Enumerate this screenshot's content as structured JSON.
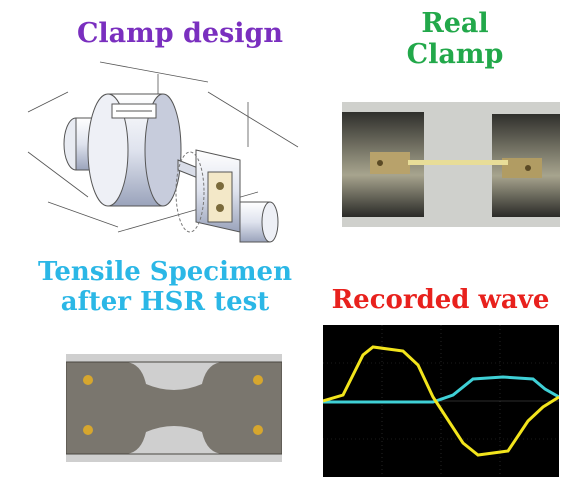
{
  "captions": {
    "clamp_design": "Clamp design",
    "real_clamp_line1": "Real",
    "real_clamp_line2": "Clamp",
    "tensile_line1": "Tensile Specimen",
    "tensile_line2": "after HSR test",
    "recorded_wave": "Recorded wave"
  },
  "colors": {
    "clamp_design": "#7a2fbf",
    "real_clamp": "#22a84a",
    "tensile": "#2bb7e6",
    "recorded_wave": "#e8211d",
    "wave_yellow": "#f2e41c",
    "wave_cyan": "#3fd0d6"
  }
}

=-=-=-=-=

» Written task:
Without the images, write out each line of the data verbatim.

» The result:
Enumerate this screenshot's content as structured JSON.
{
  "captions": {
    "clamp_design": "Clamp design",
    "real_clamp_line1": "Real",
    "real_clamp_line2": "Clamp",
    "tensile_line1": "Tensile Specimen",
    "tensile_line2": "after HSR test",
    "recorded_wave": "Recorded wave"
  },
  "colors": {
    "clamp_design": "#7a2fbf",
    "real_clamp": "#22a84a",
    "tensile": "#2bb7e6",
    "recorded_wave": "#e8211d",
    "wave_yellow": "#f2e41c",
    "wave_cyan": "#3fd0d6"
  }
}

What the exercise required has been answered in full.